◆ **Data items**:
----

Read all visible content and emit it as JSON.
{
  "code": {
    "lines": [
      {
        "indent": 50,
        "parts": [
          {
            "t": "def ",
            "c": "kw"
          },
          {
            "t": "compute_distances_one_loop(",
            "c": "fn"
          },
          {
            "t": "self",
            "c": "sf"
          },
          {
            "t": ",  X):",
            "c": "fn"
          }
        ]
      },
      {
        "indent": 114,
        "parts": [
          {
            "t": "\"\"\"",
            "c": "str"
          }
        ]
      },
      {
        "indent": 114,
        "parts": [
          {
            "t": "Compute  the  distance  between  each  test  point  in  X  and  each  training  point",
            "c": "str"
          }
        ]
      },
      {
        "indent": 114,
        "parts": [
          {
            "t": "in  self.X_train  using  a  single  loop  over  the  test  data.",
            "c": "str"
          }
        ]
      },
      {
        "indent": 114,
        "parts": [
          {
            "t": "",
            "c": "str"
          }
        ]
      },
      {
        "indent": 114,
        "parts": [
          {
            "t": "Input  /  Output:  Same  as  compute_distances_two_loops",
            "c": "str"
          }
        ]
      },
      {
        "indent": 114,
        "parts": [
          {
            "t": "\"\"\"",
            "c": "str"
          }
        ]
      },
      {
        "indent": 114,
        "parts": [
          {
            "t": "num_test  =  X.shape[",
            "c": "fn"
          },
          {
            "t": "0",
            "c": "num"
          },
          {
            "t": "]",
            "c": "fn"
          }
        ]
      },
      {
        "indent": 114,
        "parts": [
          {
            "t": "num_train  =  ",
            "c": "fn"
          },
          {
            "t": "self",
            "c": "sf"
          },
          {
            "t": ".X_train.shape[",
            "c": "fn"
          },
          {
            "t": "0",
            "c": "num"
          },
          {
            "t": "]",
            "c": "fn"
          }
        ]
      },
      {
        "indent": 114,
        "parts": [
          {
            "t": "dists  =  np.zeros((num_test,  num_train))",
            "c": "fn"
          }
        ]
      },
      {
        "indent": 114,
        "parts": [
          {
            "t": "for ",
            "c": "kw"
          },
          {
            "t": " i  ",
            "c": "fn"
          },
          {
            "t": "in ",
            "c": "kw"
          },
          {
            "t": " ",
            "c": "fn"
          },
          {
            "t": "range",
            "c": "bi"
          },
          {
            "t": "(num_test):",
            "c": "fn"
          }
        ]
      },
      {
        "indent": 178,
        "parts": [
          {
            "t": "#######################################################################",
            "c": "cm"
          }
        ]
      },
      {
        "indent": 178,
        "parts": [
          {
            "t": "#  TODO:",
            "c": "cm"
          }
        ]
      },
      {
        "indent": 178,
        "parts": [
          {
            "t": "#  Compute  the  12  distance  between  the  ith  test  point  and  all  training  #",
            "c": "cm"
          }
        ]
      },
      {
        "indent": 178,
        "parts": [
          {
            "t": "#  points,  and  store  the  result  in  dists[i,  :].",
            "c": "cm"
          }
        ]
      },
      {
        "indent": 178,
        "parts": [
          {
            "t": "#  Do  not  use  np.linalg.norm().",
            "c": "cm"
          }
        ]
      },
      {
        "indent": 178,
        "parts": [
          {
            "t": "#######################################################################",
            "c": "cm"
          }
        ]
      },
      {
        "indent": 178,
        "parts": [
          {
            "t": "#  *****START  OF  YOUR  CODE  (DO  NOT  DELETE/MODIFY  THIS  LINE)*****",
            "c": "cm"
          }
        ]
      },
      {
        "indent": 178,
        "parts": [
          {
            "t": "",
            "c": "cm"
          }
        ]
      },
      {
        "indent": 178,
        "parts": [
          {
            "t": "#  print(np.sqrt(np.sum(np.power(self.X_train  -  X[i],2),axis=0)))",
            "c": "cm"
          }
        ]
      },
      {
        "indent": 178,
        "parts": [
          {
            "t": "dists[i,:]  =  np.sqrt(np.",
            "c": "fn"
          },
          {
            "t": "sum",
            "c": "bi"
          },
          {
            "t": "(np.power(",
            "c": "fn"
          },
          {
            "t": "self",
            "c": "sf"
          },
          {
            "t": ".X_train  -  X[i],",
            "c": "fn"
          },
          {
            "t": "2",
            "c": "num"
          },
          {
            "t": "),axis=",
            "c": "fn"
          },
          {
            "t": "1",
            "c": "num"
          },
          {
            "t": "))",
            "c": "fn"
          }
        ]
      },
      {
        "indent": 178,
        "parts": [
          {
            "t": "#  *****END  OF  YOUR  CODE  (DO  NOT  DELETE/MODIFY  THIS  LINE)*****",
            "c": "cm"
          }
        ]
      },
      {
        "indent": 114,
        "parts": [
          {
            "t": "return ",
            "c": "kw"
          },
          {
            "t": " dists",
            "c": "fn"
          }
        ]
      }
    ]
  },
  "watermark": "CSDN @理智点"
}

----

◆ **Aim of the task**: Reproduce every record, matching each line exactly.

◆ **The completed task**:
Read all visible content and emit it as JSON.
{
  "code": {
    "lines": [
      {
        "indent": 50,
        "parts": [
          {
            "t": "def ",
            "c": "kw"
          },
          {
            "t": "compute_distances_one_loop(",
            "c": "fn"
          },
          {
            "t": "self",
            "c": "sf"
          },
          {
            "t": ",  X):",
            "c": "fn"
          }
        ]
      },
      {
        "indent": 114,
        "parts": [
          {
            "t": "\"\"\"",
            "c": "str"
          }
        ]
      },
      {
        "indent": 114,
        "parts": [
          {
            "t": "Compute  the  distance  between  each  test  point  in  X  and  each  training  point",
            "c": "str"
          }
        ]
      },
      {
        "indent": 114,
        "parts": [
          {
            "t": "in  self.X_train  using  a  single  loop  over  the  test  data.",
            "c": "str"
          }
        ]
      },
      {
        "indent": 114,
        "parts": [
          {
            "t": "",
            "c": "str"
          }
        ]
      },
      {
        "indent": 114,
        "parts": [
          {
            "t": "Input  /  Output:  Same  as  compute_distances_two_loops",
            "c": "str"
          }
        ]
      },
      {
        "indent": 114,
        "parts": [
          {
            "t": "\"\"\"",
            "c": "str"
          }
        ]
      },
      {
        "indent": 114,
        "parts": [
          {
            "t": "num_test  =  X.shape[",
            "c": "fn"
          },
          {
            "t": "0",
            "c": "num"
          },
          {
            "t": "]",
            "c": "fn"
          }
        ]
      },
      {
        "indent": 114,
        "parts": [
          {
            "t": "num_train  =  ",
            "c": "fn"
          },
          {
            "t": "self",
            "c": "sf"
          },
          {
            "t": ".X_train.shape[",
            "c": "fn"
          },
          {
            "t": "0",
            "c": "num"
          },
          {
            "t": "]",
            "c": "fn"
          }
        ]
      },
      {
        "indent": 114,
        "parts": [
          {
            "t": "dists  =  np.zeros((num_test,  num_train))",
            "c": "fn"
          }
        ]
      },
      {
        "indent": 114,
        "parts": [
          {
            "t": "for ",
            "c": "kw"
          },
          {
            "t": " i  ",
            "c": "fn"
          },
          {
            "t": "in ",
            "c": "kw"
          },
          {
            "t": " ",
            "c": "fn"
          },
          {
            "t": "range",
            "c": "bi"
          },
          {
            "t": "(num_test):",
            "c": "fn"
          }
        ]
      },
      {
        "indent": 178,
        "parts": [
          {
            "t": "#######################################################################",
            "c": "cm"
          }
        ]
      },
      {
        "indent": 178,
        "parts": [
          {
            "t": "#  TODO:",
            "c": "cm"
          }
        ]
      },
      {
        "indent": 178,
        "parts": [
          {
            "t": "#  Compute  the  12  distance  between  the  ith  test  point  and  all  training  #",
            "c": "cm"
          }
        ]
      },
      {
        "indent": 178,
        "parts": [
          {
            "t": "#  points,  and  store  the  result  in  dists[i,  :].",
            "c": "cm"
          }
        ]
      },
      {
        "indent": 178,
        "parts": [
          {
            "t": "#  Do  not  use  np.linalg.norm().",
            "c": "cm"
          }
        ]
      },
      {
        "indent": 178,
        "parts": [
          {
            "t": "#######################################################################",
            "c": "cm"
          }
        ]
      },
      {
        "indent": 178,
        "parts": [
          {
            "t": "#  *****START  OF  YOUR  CODE  (DO  NOT  DELETE/MODIFY  THIS  LINE)*****",
            "c": "cm"
          }
        ]
      },
      {
        "indent": 178,
        "parts": [
          {
            "t": "",
            "c": "cm"
          }
        ]
      },
      {
        "indent": 178,
        "parts": [
          {
            "t": "#  print(np.sqrt(np.sum(np.power(self.X_train  -  X[i],2),axis=0)))",
            "c": "cm"
          }
        ]
      },
      {
        "indent": 178,
        "parts": [
          {
            "t": "dists[i,:]  =  np.sqrt(np.",
            "c": "fn"
          },
          {
            "t": "sum",
            "c": "bi"
          },
          {
            "t": "(np.power(",
            "c": "fn"
          },
          {
            "t": "self",
            "c": "sf"
          },
          {
            "t": ".X_train  -  X[i],",
            "c": "fn"
          },
          {
            "t": "2",
            "c": "num"
          },
          {
            "t": "),axis=",
            "c": "fn"
          },
          {
            "t": "1",
            "c": "num"
          },
          {
            "t": "))",
            "c": "fn"
          }
        ]
      },
      {
        "indent": 178,
        "parts": [
          {
            "t": "#  *****END  OF  YOUR  CODE  (DO  NOT  DELETE/MODIFY  THIS  LINE)*****",
            "c": "cm"
          }
        ]
      },
      {
        "indent": 114,
        "parts": [
          {
            "t": "return ",
            "c": "kw"
          },
          {
            "t": " dists",
            "c": "fn"
          }
        ]
      }
    ]
  },
  "watermark": "CSDN @理智点"
}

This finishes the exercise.